#### SHORT PROBLEM
Determine which lines contain the word "төлөв", then copy those lines.

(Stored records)
** START **
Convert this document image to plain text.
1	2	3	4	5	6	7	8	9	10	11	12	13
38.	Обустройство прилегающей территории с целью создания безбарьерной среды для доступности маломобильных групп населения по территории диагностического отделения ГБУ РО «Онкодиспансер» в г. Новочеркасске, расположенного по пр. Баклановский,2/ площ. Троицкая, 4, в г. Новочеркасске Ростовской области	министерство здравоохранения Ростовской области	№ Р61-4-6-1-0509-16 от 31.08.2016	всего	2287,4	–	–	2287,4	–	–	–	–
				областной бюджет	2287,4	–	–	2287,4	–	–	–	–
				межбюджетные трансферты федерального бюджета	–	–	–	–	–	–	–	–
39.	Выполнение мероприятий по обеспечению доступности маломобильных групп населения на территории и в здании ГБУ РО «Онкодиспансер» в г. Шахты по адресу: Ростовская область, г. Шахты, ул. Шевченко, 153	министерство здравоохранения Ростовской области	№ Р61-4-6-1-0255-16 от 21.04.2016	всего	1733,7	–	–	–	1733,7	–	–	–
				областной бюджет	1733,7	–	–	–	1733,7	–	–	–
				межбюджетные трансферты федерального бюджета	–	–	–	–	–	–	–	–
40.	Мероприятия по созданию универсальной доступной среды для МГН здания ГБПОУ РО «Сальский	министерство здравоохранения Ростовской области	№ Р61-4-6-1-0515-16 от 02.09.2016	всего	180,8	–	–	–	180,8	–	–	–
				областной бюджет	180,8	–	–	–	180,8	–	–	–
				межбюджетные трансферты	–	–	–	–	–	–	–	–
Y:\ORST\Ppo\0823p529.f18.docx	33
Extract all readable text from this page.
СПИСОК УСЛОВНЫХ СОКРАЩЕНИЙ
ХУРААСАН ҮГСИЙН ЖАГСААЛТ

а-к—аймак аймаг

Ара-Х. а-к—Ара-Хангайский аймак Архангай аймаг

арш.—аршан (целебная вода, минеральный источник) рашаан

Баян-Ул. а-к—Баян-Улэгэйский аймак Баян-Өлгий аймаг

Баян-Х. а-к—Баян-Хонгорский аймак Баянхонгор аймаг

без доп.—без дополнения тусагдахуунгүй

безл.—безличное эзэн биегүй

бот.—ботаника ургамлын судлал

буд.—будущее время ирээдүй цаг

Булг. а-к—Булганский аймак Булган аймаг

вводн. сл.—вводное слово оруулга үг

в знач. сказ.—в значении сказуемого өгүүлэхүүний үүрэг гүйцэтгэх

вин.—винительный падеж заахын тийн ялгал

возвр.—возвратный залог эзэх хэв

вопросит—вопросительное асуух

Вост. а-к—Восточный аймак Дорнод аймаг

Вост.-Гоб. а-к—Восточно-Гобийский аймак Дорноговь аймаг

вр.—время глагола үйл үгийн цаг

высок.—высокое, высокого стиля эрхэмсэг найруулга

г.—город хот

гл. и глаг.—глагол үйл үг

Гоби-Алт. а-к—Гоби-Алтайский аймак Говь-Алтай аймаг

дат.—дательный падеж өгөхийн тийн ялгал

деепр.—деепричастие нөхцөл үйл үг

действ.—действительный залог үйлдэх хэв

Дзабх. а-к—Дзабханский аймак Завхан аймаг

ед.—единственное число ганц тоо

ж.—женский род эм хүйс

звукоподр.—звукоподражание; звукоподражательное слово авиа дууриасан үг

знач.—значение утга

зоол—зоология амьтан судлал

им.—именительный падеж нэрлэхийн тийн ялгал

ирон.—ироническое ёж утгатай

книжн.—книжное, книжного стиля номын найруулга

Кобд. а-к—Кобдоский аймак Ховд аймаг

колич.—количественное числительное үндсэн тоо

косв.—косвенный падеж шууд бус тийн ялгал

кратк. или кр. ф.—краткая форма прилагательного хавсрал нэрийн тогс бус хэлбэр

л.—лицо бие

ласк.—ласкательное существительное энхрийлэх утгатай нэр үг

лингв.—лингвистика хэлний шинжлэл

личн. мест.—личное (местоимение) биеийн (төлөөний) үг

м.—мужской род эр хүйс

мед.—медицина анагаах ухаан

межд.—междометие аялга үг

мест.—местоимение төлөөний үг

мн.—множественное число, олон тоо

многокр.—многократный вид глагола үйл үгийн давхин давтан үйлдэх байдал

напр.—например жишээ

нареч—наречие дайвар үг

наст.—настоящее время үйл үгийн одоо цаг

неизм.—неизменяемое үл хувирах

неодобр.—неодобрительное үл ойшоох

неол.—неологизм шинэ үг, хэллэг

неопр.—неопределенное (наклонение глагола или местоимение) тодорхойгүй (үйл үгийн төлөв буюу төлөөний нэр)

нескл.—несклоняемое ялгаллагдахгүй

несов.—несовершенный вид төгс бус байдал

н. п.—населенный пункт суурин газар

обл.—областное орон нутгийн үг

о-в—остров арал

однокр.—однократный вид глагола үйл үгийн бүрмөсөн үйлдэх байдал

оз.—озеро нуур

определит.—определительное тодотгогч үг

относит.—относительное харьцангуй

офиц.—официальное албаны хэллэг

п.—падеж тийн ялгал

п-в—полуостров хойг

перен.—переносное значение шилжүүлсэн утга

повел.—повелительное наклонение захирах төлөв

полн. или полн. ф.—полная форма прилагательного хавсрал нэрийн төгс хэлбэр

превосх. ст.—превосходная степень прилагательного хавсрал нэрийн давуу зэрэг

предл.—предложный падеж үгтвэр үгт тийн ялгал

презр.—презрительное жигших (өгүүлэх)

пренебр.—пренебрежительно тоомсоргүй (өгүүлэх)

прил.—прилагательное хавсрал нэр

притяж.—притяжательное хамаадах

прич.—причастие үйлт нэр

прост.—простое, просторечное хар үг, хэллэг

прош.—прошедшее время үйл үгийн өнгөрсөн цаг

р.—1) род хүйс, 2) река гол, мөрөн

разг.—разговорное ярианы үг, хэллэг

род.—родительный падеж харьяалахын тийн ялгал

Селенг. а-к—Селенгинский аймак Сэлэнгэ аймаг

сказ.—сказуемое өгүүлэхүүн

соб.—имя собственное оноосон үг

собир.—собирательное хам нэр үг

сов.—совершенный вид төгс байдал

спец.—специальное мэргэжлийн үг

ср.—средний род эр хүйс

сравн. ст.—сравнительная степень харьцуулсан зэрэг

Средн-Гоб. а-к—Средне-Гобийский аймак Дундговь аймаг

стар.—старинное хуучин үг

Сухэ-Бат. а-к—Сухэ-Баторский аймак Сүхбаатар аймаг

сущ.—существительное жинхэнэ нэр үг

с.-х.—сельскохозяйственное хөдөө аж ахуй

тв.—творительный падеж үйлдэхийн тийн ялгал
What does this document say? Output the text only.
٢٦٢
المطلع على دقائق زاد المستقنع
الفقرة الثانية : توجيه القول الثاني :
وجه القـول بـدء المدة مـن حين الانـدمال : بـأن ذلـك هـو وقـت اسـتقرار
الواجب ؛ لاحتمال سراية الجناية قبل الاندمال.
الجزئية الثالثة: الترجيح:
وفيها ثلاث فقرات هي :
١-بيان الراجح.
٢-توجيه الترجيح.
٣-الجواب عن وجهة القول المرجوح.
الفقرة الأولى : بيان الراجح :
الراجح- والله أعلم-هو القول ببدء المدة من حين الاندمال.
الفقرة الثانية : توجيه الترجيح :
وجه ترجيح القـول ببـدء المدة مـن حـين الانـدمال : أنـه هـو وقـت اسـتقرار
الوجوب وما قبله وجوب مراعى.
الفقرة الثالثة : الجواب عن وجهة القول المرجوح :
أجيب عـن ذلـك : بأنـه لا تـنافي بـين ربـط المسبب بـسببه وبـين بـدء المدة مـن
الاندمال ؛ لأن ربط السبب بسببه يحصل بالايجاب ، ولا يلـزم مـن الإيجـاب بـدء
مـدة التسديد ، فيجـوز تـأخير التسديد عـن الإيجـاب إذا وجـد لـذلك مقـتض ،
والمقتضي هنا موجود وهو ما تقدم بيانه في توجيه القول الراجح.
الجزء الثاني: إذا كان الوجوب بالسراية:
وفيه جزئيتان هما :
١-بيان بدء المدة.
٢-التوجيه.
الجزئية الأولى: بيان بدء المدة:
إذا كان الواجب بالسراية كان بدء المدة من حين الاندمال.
** END **
#### COMPLETE ANSWER
неопр.—неопределенное (наклонение глагола или местоимение) тодорхойгүй (үйл үгийн төлөв буюу төлөөний нэр)
повел.—повелительное наклонение захирах төлөв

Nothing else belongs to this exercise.